— begin PROVIDED RECORDS —

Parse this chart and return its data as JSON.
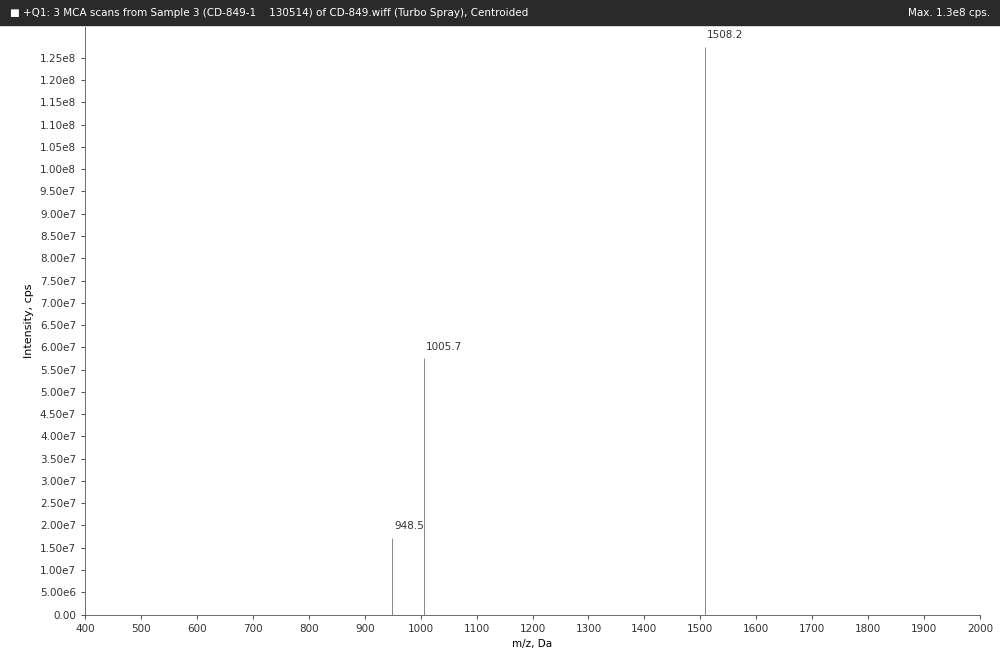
{
  "title_left": "■ +Q1: 3 MCA scans from Sample 3 (CD-849-1    130514) of CD-849.wiff (Turbo Spray), Centroided",
  "title_right": "Max. 1.3e8 cps.",
  "xlabel": "m/z, Da",
  "ylabel": "Intensity, cps",
  "xlim": [
    400,
    2000
  ],
  "ylim": [
    0,
    132000000.0
  ],
  "xticks": [
    400,
    500,
    600,
    700,
    800,
    900,
    1000,
    1100,
    1200,
    1300,
    1400,
    1500,
    1600,
    1700,
    1800,
    1900,
    2000
  ],
  "yticks": [
    0.0,
    5000000.0,
    10000000.0,
    15000000.0,
    20000000.0,
    25000000.0,
    30000000.0,
    35000000.0,
    40000000.0,
    45000000.0,
    50000000.0,
    55000000.0,
    60000000.0,
    65000000.0,
    70000000.0,
    75000000.0,
    80000000.0,
    85000000.0,
    90000000.0,
    95000000.0,
    100000000.0,
    105000000.0,
    110000000.0,
    115000000.0,
    120000000.0,
    125000000.0
  ],
  "peaks": [
    {
      "mz": 948.5,
      "intensity": 17200000.0,
      "label": "948.5"
    },
    {
      "mz": 1005.7,
      "intensity": 57500000.0,
      "label": "1005.7"
    },
    {
      "mz": 1508.2,
      "intensity": 127500000.0,
      "label": "1508.2"
    }
  ],
  "stem_color": "#888888",
  "background_color": "#ffffff",
  "header_bg_color": "#2a2a2a",
  "header_text_color": "#ffffff",
  "label_fontsize": 7.5,
  "axis_fontsize": 7.5,
  "title_fontsize": 7.5,
  "ylabel_fontsize": 8
}
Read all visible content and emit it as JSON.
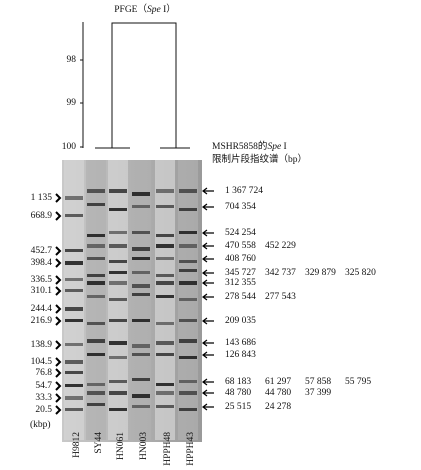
{
  "figure": {
    "title": {
      "prefix": "PFGE（",
      "italic": "Spe",
      "suffix": " I）"
    },
    "dendrogram_ticks": [
      "98",
      "99",
      "100"
    ],
    "lanes": [
      "H9812",
      "SY44",
      "HN061",
      "HN003",
      "HPPH48",
      "HPPH43"
    ],
    "markers": [
      "1 135",
      "668.9",
      "452.7",
      "398.4",
      "336.5",
      "310.1",
      "244.4",
      "216.9",
      "138.9",
      "104.5",
      "76.8",
      "54.7",
      "33.3",
      "20.5"
    ],
    "unit": "(kbp)",
    "fragment_header": {
      "line1_prefix": "MSHR5858的",
      "line1_italic": "Spe",
      "line1_suffix": " I",
      "line2": "限制片段指纹谱（bp）"
    },
    "fragments": [
      [
        "1 367 724"
      ],
      [
        "704 354"
      ],
      [
        "524 254"
      ],
      [
        "470 558",
        "452 229"
      ],
      [
        "408 760"
      ],
      [
        "345 727",
        "342 737",
        "329 879",
        "325 820"
      ],
      [
        "312 355"
      ],
      [
        "278 544",
        "277 543"
      ],
      [
        "209 035"
      ],
      [
        "143 686"
      ],
      [
        "126 843"
      ],
      [
        "68 183",
        "61 297",
        "57 858",
        "55 795"
      ],
      [
        "48 780",
        "44 780",
        "37 399"
      ],
      [
        "25 515",
        "24 278"
      ]
    ]
  }
}
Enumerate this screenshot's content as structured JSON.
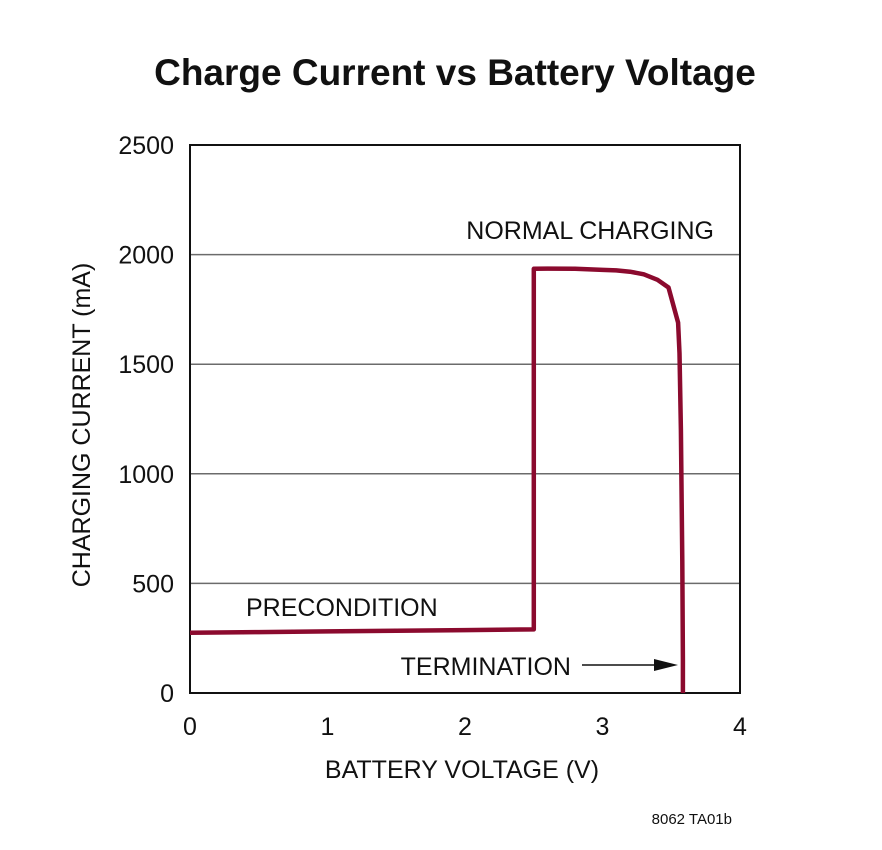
{
  "chart_data": {
    "type": "line",
    "title": "Charge Current vs Battery Voltage",
    "xlabel": "BATTERY VOLTAGE (V)",
    "ylabel": "CHARGING CURRENT (mA)",
    "xlim": [
      0,
      4
    ],
    "ylim": [
      0,
      2500
    ],
    "xticks": [
      "0",
      "1",
      "2",
      "3",
      "4"
    ],
    "yticks": [
      "0",
      "500",
      "1000",
      "1500",
      "2000",
      "2500"
    ],
    "grid": "horizontal",
    "color": "#8b0a2e",
    "series": [
      {
        "x": [
          0,
          0.5,
          1.0,
          1.5,
          2.0,
          2.5,
          2.5,
          2.6,
          2.8,
          3.0,
          3.1,
          3.2,
          3.3,
          3.4,
          3.48,
          3.55,
          3.56,
          3.57,
          3.58,
          3.585,
          3.585
        ],
        "y": [
          275,
          278,
          281,
          284,
          287,
          290,
          1935,
          1936,
          1935,
          1930,
          1928,
          1922,
          1910,
          1885,
          1850,
          1690,
          1550,
          1200,
          600,
          150,
          0
        ]
      }
    ],
    "annotations": {
      "normal_charging": "NORMAL CHARGING",
      "precondition": "PRECONDITION",
      "termination": "TERMINATION"
    }
  },
  "figure_code": "8062 TA01b"
}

— end PROVIDED RECORDS —

Your task is to transcribe all of the records precisely, with no images included.

Parse this chart and return its data as JSON.
{
  "title_left": "■ +Q1: 3 MCA scans from Sample 3 (CD-849-1    130514) of CD-849.wiff (Turbo Spray), Centroided",
  "title_right": "Max. 1.3e8 cps.",
  "xlabel": "m/z, Da",
  "ylabel": "Intensity, cps",
  "xlim": [
    400,
    2000
  ],
  "ylim": [
    0,
    132000000.0
  ],
  "xticks": [
    400,
    500,
    600,
    700,
    800,
    900,
    1000,
    1100,
    1200,
    1300,
    1400,
    1500,
    1600,
    1700,
    1800,
    1900,
    2000
  ],
  "yticks": [
    0.0,
    5000000.0,
    10000000.0,
    15000000.0,
    20000000.0,
    25000000.0,
    30000000.0,
    35000000.0,
    40000000.0,
    45000000.0,
    50000000.0,
    55000000.0,
    60000000.0,
    65000000.0,
    70000000.0,
    75000000.0,
    80000000.0,
    85000000.0,
    90000000.0,
    95000000.0,
    100000000.0,
    105000000.0,
    110000000.0,
    115000000.0,
    120000000.0,
    125000000.0
  ],
  "peaks": [
    {
      "mz": 948.5,
      "intensity": 17200000.0,
      "label": "948.5"
    },
    {
      "mz": 1005.7,
      "intensity": 57500000.0,
      "label": "1005.7"
    },
    {
      "mz": 1508.2,
      "intensity": 127500000.0,
      "label": "1508.2"
    }
  ],
  "stem_color": "#888888",
  "background_color": "#ffffff",
  "header_bg_color": "#2a2a2a",
  "header_text_color": "#ffffff",
  "label_fontsize": 7.5,
  "axis_fontsize": 7.5,
  "title_fontsize": 7.5,
  "ylabel_fontsize": 8
}
Read all visible content and emit it as JSON.
{
  "figure": {
    "title": {
      "prefix": "PFGE（",
      "italic": "Spe",
      "suffix": " I）"
    },
    "dendrogram_ticks": [
      "98",
      "99",
      "100"
    ],
    "lanes": [
      "H9812",
      "SY44",
      "HN061",
      "HN003",
      "HPPH48",
      "HPPH43"
    ],
    "markers": [
      "1 135",
      "668.9",
      "452.7",
      "398.4",
      "336.5",
      "310.1",
      "244.4",
      "216.9",
      "138.9",
      "104.5",
      "76.8",
      "54.7",
      "33.3",
      "20.5"
    ],
    "unit": "(kbp)",
    "fragment_header": {
      "line1_prefix": "MSHR5858的",
      "line1_italic": "Spe",
      "line1_suffix": " I",
      "line2": "限制片段指纹谱（bp）"
    },
    "fragments": [
      [
        "1 367 724"
      ],
      [
        "704 354"
      ],
      [
        "524 254"
      ],
      [
        "470 558",
        "452 229"
      ],
      [
        "408 760"
      ],
      [
        "345 727",
        "342 737",
        "329 879",
        "325 820"
      ],
      [
        "312 355"
      ],
      [
        "278 544",
        "277 543"
      ],
      [
        "209 035"
      ],
      [
        "143 686"
      ],
      [
        "126 843"
      ],
      [
        "68 183",
        "61 297",
        "57 858",
        "55 795"
      ],
      [
        "48 780",
        "44 780",
        "37 399"
      ],
      [
        "25 515",
        "24 278"
      ]
    ]
  }
}
Enumerate this screenshot's content as structured JSON.
{
  "chart_data": {
    "type": "line",
    "title": "Charge Current vs Battery Voltage",
    "xlabel": "BATTERY VOLTAGE (V)",
    "ylabel": "CHARGING CURRENT (mA)",
    "xlim": [
      0,
      4
    ],
    "ylim": [
      0,
      2500
    ],
    "xticks": [
      "0",
      "1",
      "2",
      "3",
      "4"
    ],
    "yticks": [
      "0",
      "500",
      "1000",
      "1500",
      "2000",
      "2500"
    ],
    "grid": "horizontal",
    "color": "#8b0a2e",
    "series": [
      {
        "x": [
          0,
          0.5,
          1.0,
          1.5,
          2.0,
          2.5,
          2.5,
          2.6,
          2.8,
          3.0,
          3.1,
          3.2,
          3.3,
          3.4,
          3.48,
          3.55,
          3.56,
          3.57,
          3.58,
          3.585,
          3.585
        ],
        "y": [
          275,
          278,
          281,
          284,
          287,
          290,
          1935,
          1936,
          1935,
          1930,
          1928,
          1922,
          1910,
          1885,
          1850,
          1690,
          1550,
          1200,
          600,
          150,
          0
        ]
      }
    ],
    "annotations": {
      "normal_charging": "NORMAL CHARGING",
      "precondition": "PRECONDITION",
      "termination": "TERMINATION"
    }
  },
  "figure_code": "8062 TA01b"
}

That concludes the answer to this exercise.